:: Task statement ::
Go through the entries below and collect each line with the string "JSON" in it.

:: Data for processing ::

********************

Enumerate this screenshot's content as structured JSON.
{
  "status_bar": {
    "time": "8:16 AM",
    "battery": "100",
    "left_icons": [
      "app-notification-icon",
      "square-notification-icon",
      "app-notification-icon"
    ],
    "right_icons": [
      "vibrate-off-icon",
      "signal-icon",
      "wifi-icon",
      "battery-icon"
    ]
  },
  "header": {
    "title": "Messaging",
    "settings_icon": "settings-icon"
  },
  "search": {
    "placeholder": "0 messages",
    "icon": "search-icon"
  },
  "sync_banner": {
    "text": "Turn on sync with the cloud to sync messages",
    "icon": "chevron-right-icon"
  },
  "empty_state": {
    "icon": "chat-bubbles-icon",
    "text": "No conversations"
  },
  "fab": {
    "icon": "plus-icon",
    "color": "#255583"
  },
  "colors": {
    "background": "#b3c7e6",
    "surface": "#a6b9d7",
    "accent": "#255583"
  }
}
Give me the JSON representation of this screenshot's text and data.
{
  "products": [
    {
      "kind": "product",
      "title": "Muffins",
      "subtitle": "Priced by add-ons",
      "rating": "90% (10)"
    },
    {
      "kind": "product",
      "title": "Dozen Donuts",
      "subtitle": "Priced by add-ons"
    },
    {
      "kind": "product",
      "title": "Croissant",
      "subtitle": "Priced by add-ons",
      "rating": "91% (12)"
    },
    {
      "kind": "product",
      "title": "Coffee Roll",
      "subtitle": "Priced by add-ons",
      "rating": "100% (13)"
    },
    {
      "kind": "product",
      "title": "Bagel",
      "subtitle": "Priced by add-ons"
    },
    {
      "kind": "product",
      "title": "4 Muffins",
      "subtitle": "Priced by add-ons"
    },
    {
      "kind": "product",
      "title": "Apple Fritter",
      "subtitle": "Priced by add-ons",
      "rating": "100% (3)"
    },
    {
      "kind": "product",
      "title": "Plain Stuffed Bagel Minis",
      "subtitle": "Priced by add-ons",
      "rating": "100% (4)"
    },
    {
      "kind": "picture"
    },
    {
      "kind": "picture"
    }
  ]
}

********************

:: Written response ::
Enumerate this screenshot's content as structured JSON.
Give me the JSON representation of this screenshot's text and data.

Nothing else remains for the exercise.